**Short task:** Write out the full set of records exactly. Any pictures in them do not belong in the copy.

A block of data:
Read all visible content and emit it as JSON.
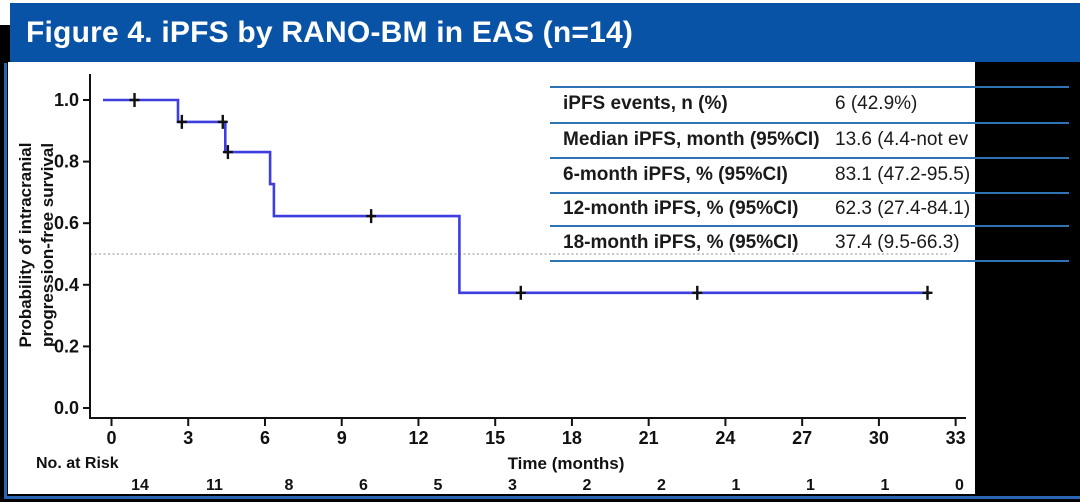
{
  "title": "Figure 4. iPFS by RANO-BM in EAS (n=14)",
  "colors": {
    "title_bar": "#0853a6",
    "table_line": "#2e74b5",
    "frame_line": "#2a64b4",
    "curve": "#3e3ee0",
    "axis": "#111111",
    "reference_dotted": "#b3b3b3"
  },
  "stats_table": {
    "rows": [
      {
        "label": "iPFS events, n (%)",
        "value": "6 (42.9%)"
      },
      {
        "label": "Median iPFS, month (95%CI)",
        "value": "13.6 (4.4-not ev"
      },
      {
        "label": "6-month iPFS, % (95%CI)",
        "value": "83.1 (47.2-95.5)"
      },
      {
        "label": "12-month iPFS, % (95%CI)",
        "value": "62.3 (27.4-84.1)"
      },
      {
        "label": "18-month iPFS, % (95%CI)",
        "value": "37.4 (9.5-66.3)"
      }
    ]
  },
  "chart_data": {
    "type": "line",
    "subtype": "kaplan-meier-step",
    "xlabel": "Time (months)",
    "ylabel_lines": [
      "Probability of intracranial",
      "progression-free survival"
    ],
    "xlim": [
      0,
      33
    ],
    "ylim": [
      0.0,
      1.0
    ],
    "x_ticks": [
      0,
      3,
      6,
      9,
      12,
      15,
      18,
      21,
      24,
      27,
      30,
      33
    ],
    "y_ticks": [
      1.0,
      0.8,
      0.6,
      0.4,
      0.2,
      0.0
    ],
    "grid": false,
    "reference_line_y": 0.5,
    "steps": [
      {
        "t": 0.0,
        "p": 1.0
      },
      {
        "t": 2.6,
        "p": 0.929
      },
      {
        "t": 4.45,
        "p": 0.831
      },
      {
        "t": 6.2,
        "p": 0.727
      },
      {
        "t": 6.35,
        "p": 0.623
      },
      {
        "t": 13.6,
        "p": 0.374
      }
    ],
    "end_t": 32.0,
    "censor_marks": [
      {
        "t": 0.9,
        "p": 1.0
      },
      {
        "t": 2.75,
        "p": 0.929
      },
      {
        "t": 4.35,
        "p": 0.929
      },
      {
        "t": 4.55,
        "p": 0.831
      },
      {
        "t": 10.15,
        "p": 0.623
      },
      {
        "t": 16.0,
        "p": 0.374
      },
      {
        "t": 22.9,
        "p": 0.374
      },
      {
        "t": 31.9,
        "p": 0.374
      }
    ]
  },
  "risk_table": {
    "label": "No. at Risk",
    "values": [
      14,
      11,
      8,
      6,
      5,
      3,
      2,
      2,
      1,
      1,
      1,
      0
    ]
  }
}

**Response below:**
Read all visible content and emit it as JSON.
{
  "title": "Figure 4. iPFS by RANO-BM in EAS (n=14)",
  "colors": {
    "title_bar": "#0853a6",
    "table_line": "#2e74b5",
    "frame_line": "#2a64b4",
    "curve": "#3e3ee0",
    "axis": "#111111",
    "reference_dotted": "#b3b3b3"
  },
  "stats_table": {
    "rows": [
      {
        "label": "iPFS events, n (%)",
        "value": "6 (42.9%)"
      },
      {
        "label": "Median iPFS, month (95%CI)",
        "value": "13.6 (4.4-not ev"
      },
      {
        "label": "6-month iPFS, % (95%CI)",
        "value": "83.1 (47.2-95.5)"
      },
      {
        "label": "12-month iPFS, % (95%CI)",
        "value": "62.3 (27.4-84.1)"
      },
      {
        "label": "18-month iPFS, % (95%CI)",
        "value": "37.4 (9.5-66.3)"
      }
    ]
  },
  "chart_data": {
    "type": "line",
    "subtype": "kaplan-meier-step",
    "xlabel": "Time (months)",
    "ylabel_lines": [
      "Probability of intracranial",
      "progression-free survival"
    ],
    "xlim": [
      0,
      33
    ],
    "ylim": [
      0.0,
      1.0
    ],
    "x_ticks": [
      0,
      3,
      6,
      9,
      12,
      15,
      18,
      21,
      24,
      27,
      30,
      33
    ],
    "y_ticks": [
      1.0,
      0.8,
      0.6,
      0.4,
      0.2,
      0.0
    ],
    "grid": false,
    "reference_line_y": 0.5,
    "steps": [
      {
        "t": 0.0,
        "p": 1.0
      },
      {
        "t": 2.6,
        "p": 0.929
      },
      {
        "t": 4.45,
        "p": 0.831
      },
      {
        "t": 6.2,
        "p": 0.727
      },
      {
        "t": 6.35,
        "p": 0.623
      },
      {
        "t": 13.6,
        "p": 0.374
      }
    ],
    "end_t": 32.0,
    "censor_marks": [
      {
        "t": 0.9,
        "p": 1.0
      },
      {
        "t": 2.75,
        "p": 0.929
      },
      {
        "t": 4.35,
        "p": 0.929
      },
      {
        "t": 4.55,
        "p": 0.831
      },
      {
        "t": 10.15,
        "p": 0.623
      },
      {
        "t": 16.0,
        "p": 0.374
      },
      {
        "t": 22.9,
        "p": 0.374
      },
      {
        "t": 31.9,
        "p": 0.374
      }
    ]
  },
  "risk_table": {
    "label": "No. at Risk",
    "values": [
      14,
      11,
      8,
      6,
      5,
      3,
      2,
      2,
      1,
      1,
      1,
      0
    ]
  }
}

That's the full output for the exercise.